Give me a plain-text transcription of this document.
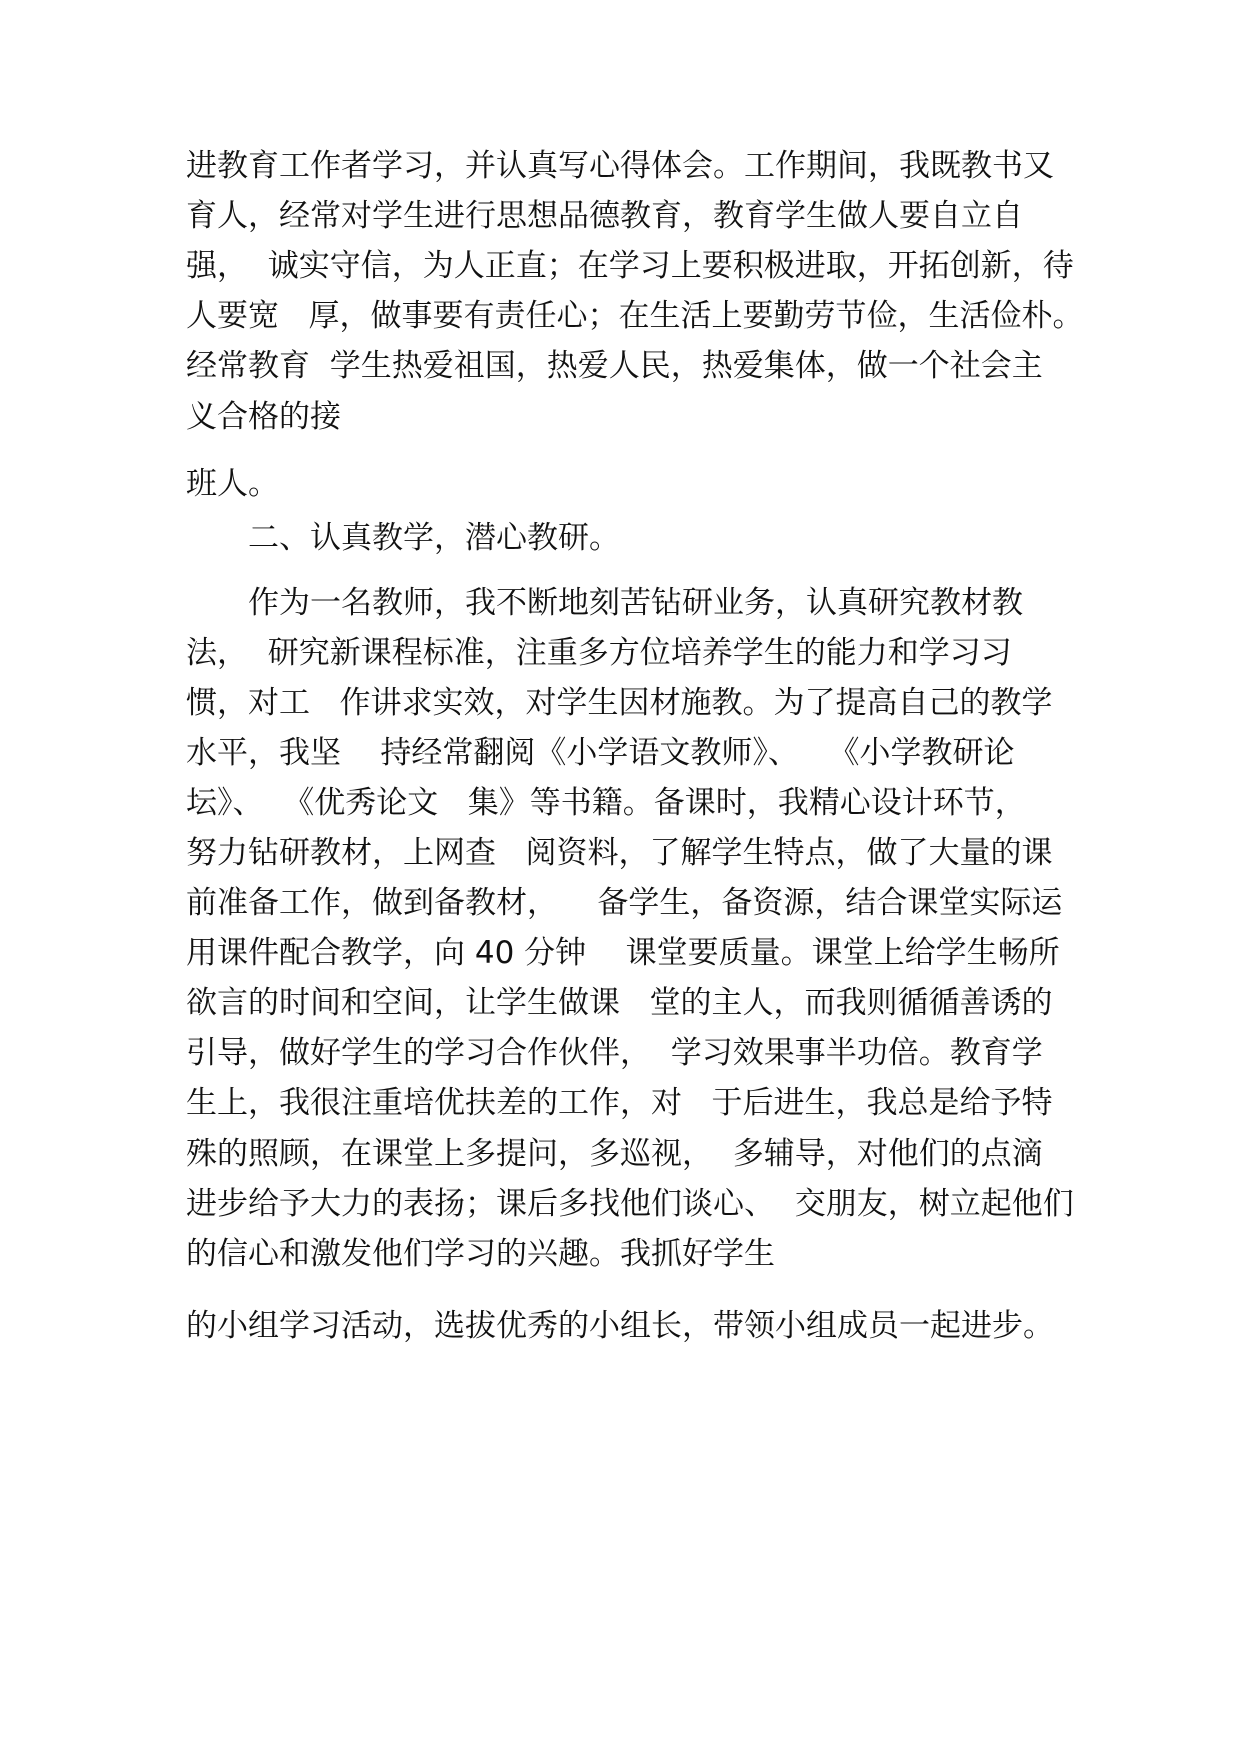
进教育工作者学习，并认真写心得体会。工作期间，我既教书又
育人，经常对学生进行思想品德教育，教育学生做人要自立自
强，  诚实守信，为人正直；在学习上要积极进取，开拓创新，待
人要宽   厚，做事要有责任心；在生活上要勤劳节俭，生活俭朴。
经常教育  学生热爱祖国，热爱人民，热爱集体，做一个社会主
义合格的接
班人。
二、认真教学，潜心教研。
作为一名教师，我不断地刻苦钻研业务，认真研究教材教
法，  研究新课程标准，注重多方位培养学生的能力和学习习
惯，对工   作讲求实效，对学生因材施教。为了提高自己的教学
水平，我坚    持经常翻阅《小学语文教师》、   《小学教研论
坛》、  《优秀论文   集》等书籍。备课时，我精心设计环节，
努力钻研教材，上网查   阅资料，了解学生特点，做了大量的课
前准备工作，做到备教材，    备学生，备资源，结合课堂实际运
用课件配合教学，向 40 分钟    课堂要质量。课堂上给学生畅所
欲言的时间和空间，让学生做课   堂的主人，而我则循循善诱的
引导，做好学生的学习合作伙伴，  学习效果事半功倍。教育学
生上，我很注重培优扶差的工作，对   于后进生，我总是给予特
殊的照顾，在课堂上多提问，多巡视，  多辅导，对他们的点滴
进步给予大力的表扬；课后多找他们谈心、  交朋友，树立起他们
的信心和激发他们学习的兴趣。我抓好学生
的小组学习活动，选拔优秀的小组长，带领小组成员一起进步。
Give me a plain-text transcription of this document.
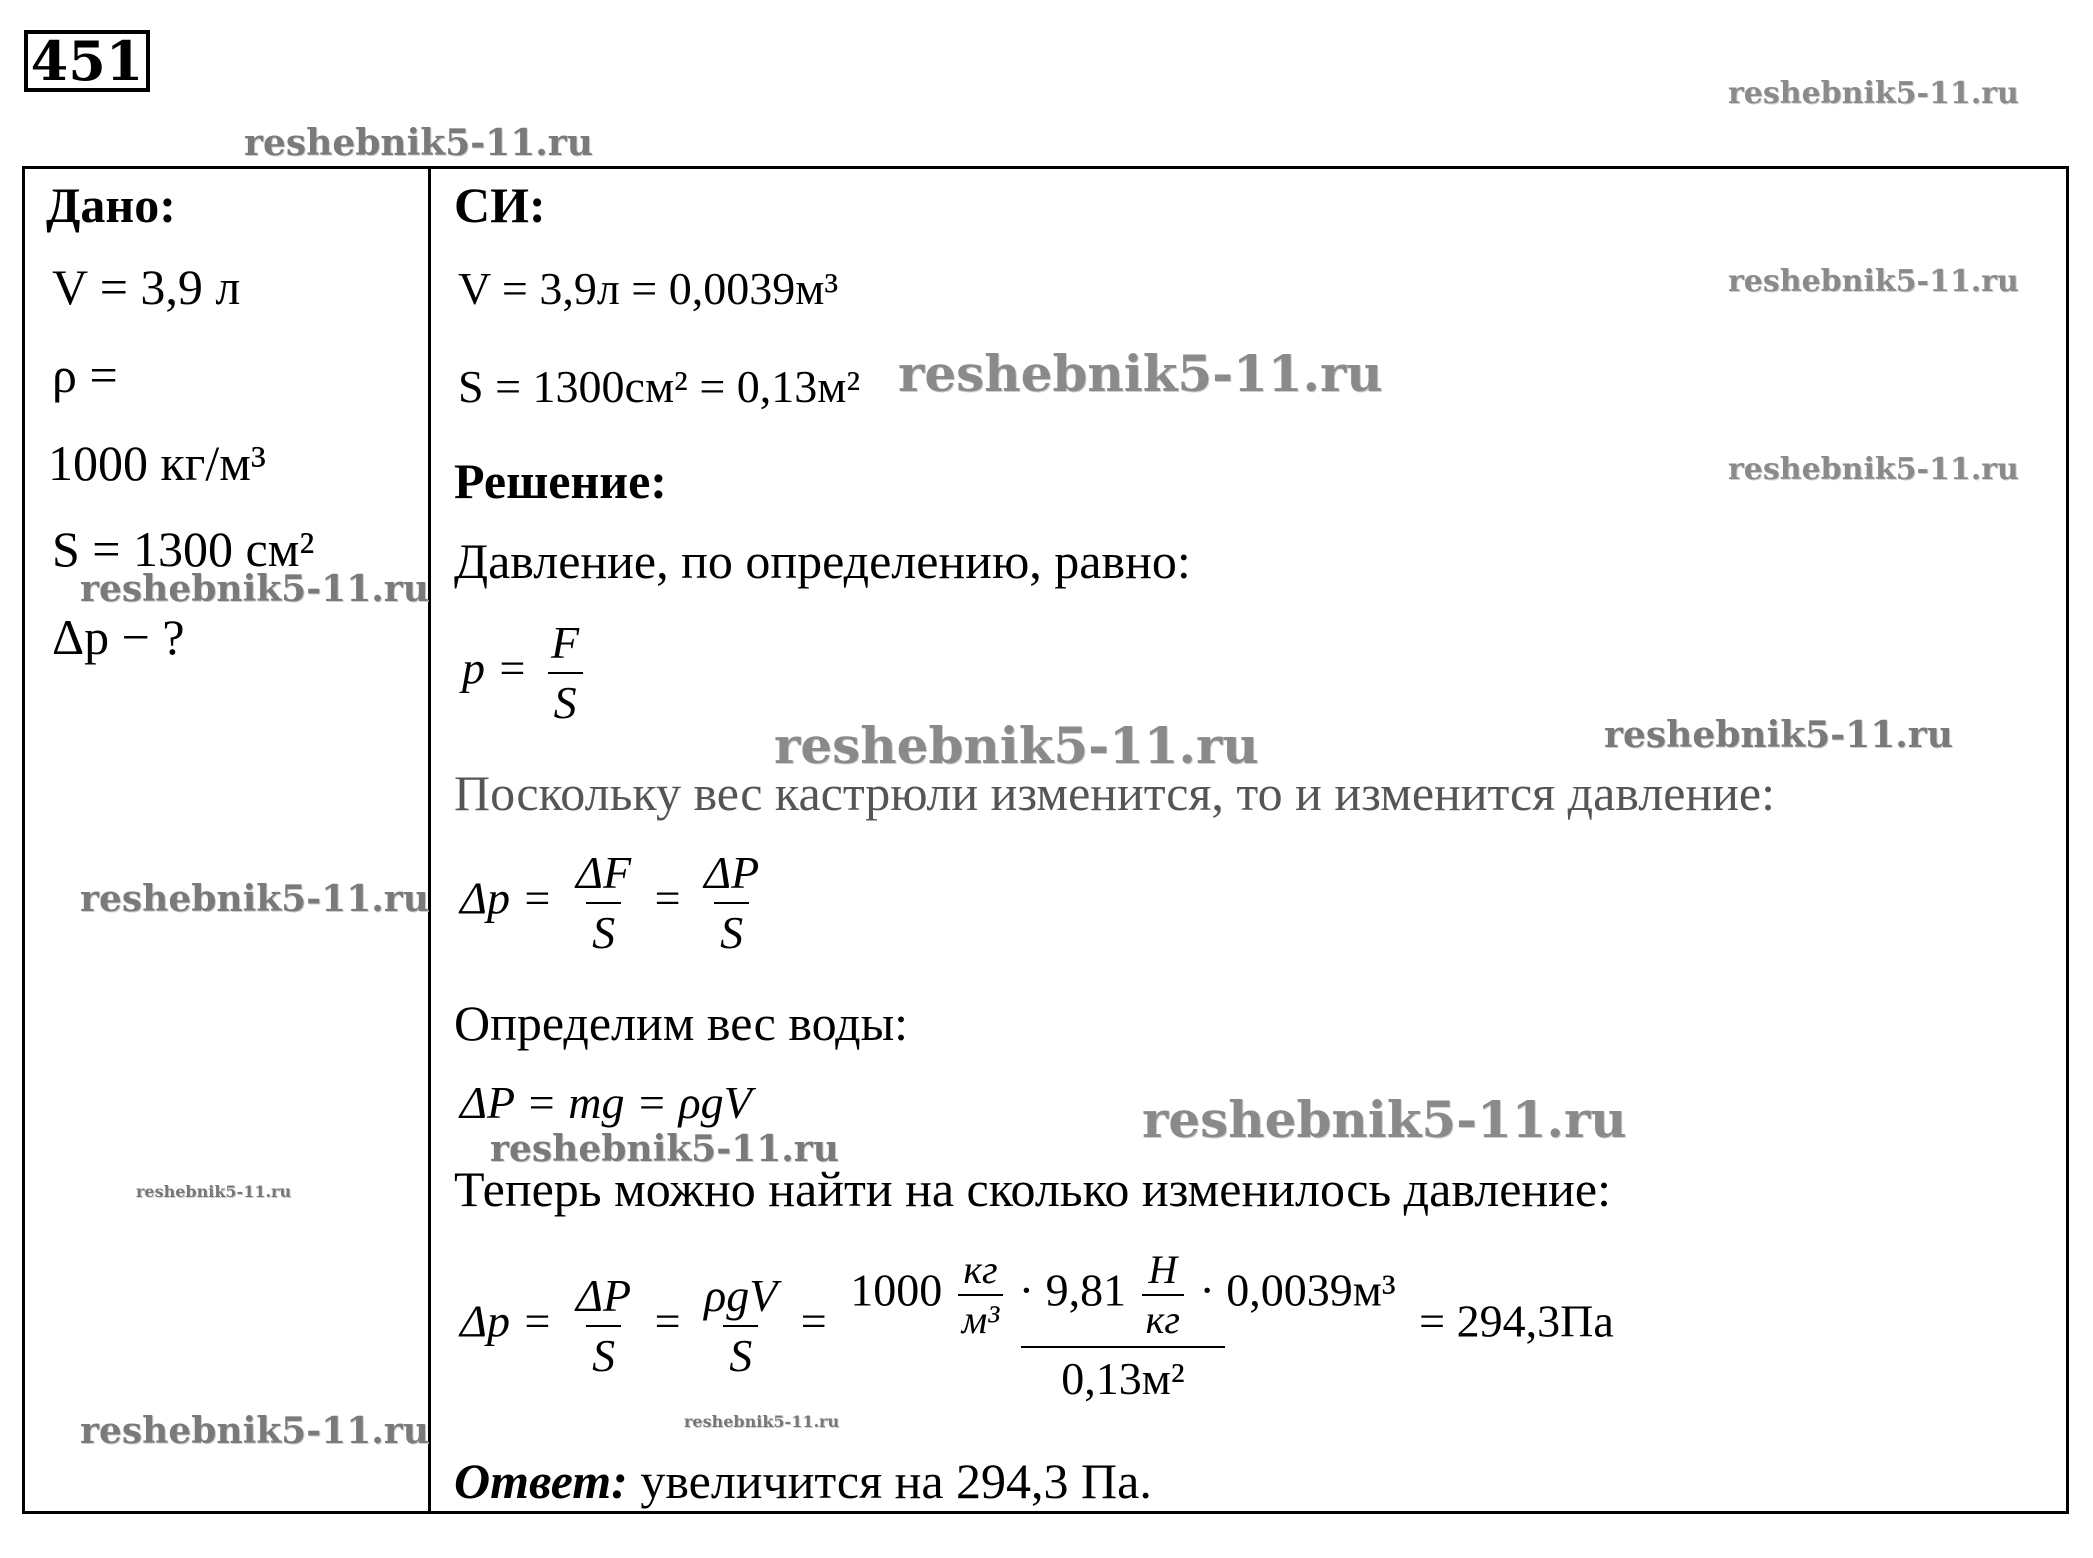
451
Дано:
V = 3,9 л
ρ =
1000 кг/м³
S = 1300 см²
Δp − ?
СИ:
V = 3,9л = 0,0039м³
S = 1300см² = 0,13м²
Решение:
Давление, по определению, равно:
$p = \frac{F}{S}$
Поскольку вес кастрюли изменится, то и изменится давление:
$\Delta p = \frac{\Delta F}{S} = \frac{\Delta P}{S}$
Определим вес воды:
ΔP = mg = ρgV
Теперь можно найти на сколько изменилось давление:
$\Delta p = \frac{\Delta P}{S} = \frac{\text{ρgV}}{S}$ =
$1000 \frac{кг}{\text{м³}} \cdot 9,81 \frac{Н}{кг} \cdot 0,0039м^3$
0,13м²
= 294,3Па
Ответ: увеличится на 294,3 Па.
reshebnik5-11.ru
reshebnik5-11.ru
reshebnik5-11.ru
reshebnik5-11.ru
reshebnik5-11.ru
reshebnik5-11.ru
reshebnik5-11.ru	reshebnik5-11.ru
reshebnik5-11.ru
reshebnik5-11.ru
reshebnik5-11.ru
reshebnik5-11.ru
reshebnik5-11.ru	reshebnik5-11.ru
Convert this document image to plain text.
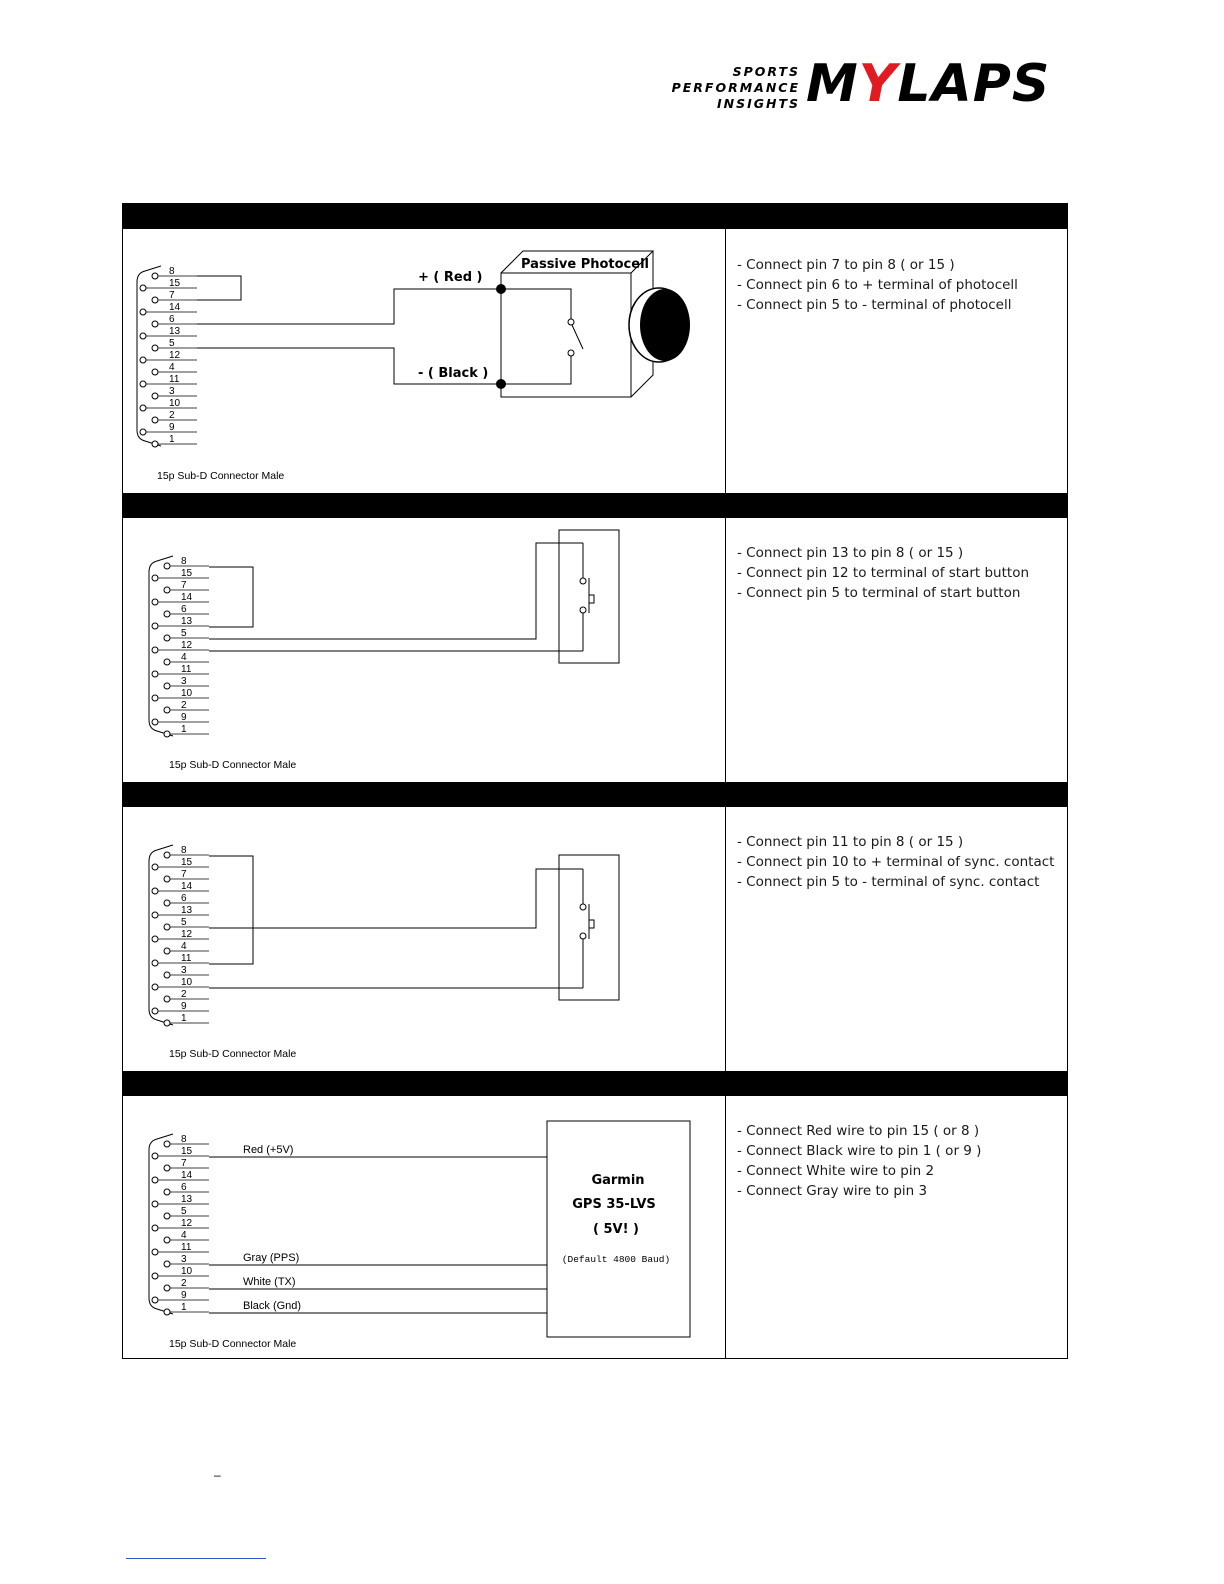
SPORTS
PERFORMANCE
INSIGHTS MYLAPS
8
15
7
14
6
13
5
12
4
11
3
10
2
9
1
+ ( Red )
- ( Black )
Passive Photocell
15p Sub-D Connector Male
- Connect pin 7 to pin 8 ( or 15 )
- Connect pin 6 to + terminal of photocell
- Connect pin 5 to - terminal of photocell
8
15
7
14
6
13
5
12
4
11
3
10
2
9
1
15p Sub-D Connector Male
- Connect pin 13 to pin 8 ( or 15 )
- Connect pin 12 to terminal of start button
- Connect pin 5 to terminal of start button
8
15
7
14
6
13
5
12
4
11
3
10
2
9
1
15p Sub-D Connector Male
- Connect pin 11 to pin 8 ( or 15 )
- Connect pin 10 to + terminal of sync. contact
- Connect pin 5 to - terminal of sync. contact
8
15
7
14
6
13
5
12
4
11
3
10
2
9
1
Red (+5V)
Gray (PPS)
White (TX)
Black (Gnd)
Garmin
GPS 35-LVS
( 5V! )
(Default 4800 Baud)
15p Sub-D Connector Male
- Connect Red wire to pin 15 ( or 8 )
- Connect Black wire to pin 1 ( or 9 )
- Connect White wire to pin 2
- Connect Gray wire to pin 3
–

**What is asked:** Copy out each line of the data where the string "Delta" appears.

**Solution below:**
$\Delta p = \frac{\Delta F}{S} = \frac{\Delta P}{S}$
$\Delta p = \frac{\Delta P}{S} = \frac{\text{ρgV}}{S}$ =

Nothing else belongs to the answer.